Task to complete
For this exercise, copy out each line of the material below that includes "посевные".

··· Records for this task ···

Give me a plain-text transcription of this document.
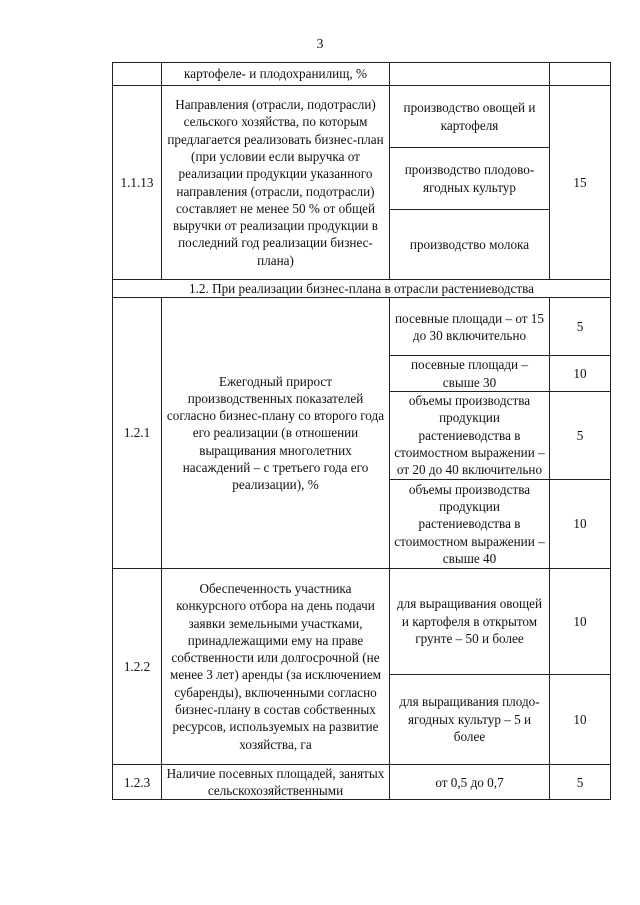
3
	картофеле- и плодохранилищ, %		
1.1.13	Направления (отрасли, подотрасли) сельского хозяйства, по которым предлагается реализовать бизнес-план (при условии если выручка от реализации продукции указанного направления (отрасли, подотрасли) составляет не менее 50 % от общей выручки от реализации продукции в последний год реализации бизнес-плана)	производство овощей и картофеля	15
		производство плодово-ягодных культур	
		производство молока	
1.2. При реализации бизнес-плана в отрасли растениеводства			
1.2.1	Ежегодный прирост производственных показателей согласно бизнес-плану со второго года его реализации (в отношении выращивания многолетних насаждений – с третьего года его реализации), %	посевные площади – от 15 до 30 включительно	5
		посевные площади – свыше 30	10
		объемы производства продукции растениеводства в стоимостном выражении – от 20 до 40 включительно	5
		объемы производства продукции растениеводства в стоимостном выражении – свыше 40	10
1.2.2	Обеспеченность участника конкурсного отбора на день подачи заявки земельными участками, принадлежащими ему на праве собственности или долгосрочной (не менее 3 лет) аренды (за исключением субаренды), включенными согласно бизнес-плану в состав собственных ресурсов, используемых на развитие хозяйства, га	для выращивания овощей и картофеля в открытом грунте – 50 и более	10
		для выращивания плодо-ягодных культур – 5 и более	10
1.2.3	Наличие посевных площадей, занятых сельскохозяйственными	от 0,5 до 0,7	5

···
··· Records for this task ···

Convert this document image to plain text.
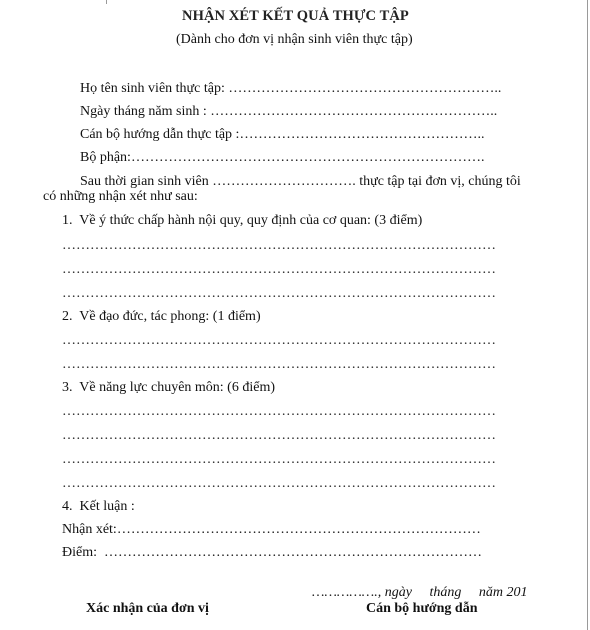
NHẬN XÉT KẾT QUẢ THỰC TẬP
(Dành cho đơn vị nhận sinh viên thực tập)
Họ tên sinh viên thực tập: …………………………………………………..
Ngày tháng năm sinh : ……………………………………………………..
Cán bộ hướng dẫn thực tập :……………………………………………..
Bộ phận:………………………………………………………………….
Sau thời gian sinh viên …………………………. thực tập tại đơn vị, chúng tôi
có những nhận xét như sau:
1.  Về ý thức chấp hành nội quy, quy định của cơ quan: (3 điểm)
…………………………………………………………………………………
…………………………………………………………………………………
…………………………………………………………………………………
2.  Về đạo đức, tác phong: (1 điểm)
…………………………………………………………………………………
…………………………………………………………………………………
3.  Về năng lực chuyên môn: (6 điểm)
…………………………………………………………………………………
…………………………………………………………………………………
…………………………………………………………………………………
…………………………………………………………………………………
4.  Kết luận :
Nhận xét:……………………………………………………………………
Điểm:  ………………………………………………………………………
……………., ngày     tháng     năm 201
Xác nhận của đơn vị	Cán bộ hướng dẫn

···

Exercise response
1.2.1	Ежегодный прирост производственных показателей согласно бизнес-плану со второго года его реализации (в отношении выращивания многолетних насаждений – с третьего года его реализации), %	посевные площади – от 15 до 30 включительно	5
		посевные площади – свыше 30	10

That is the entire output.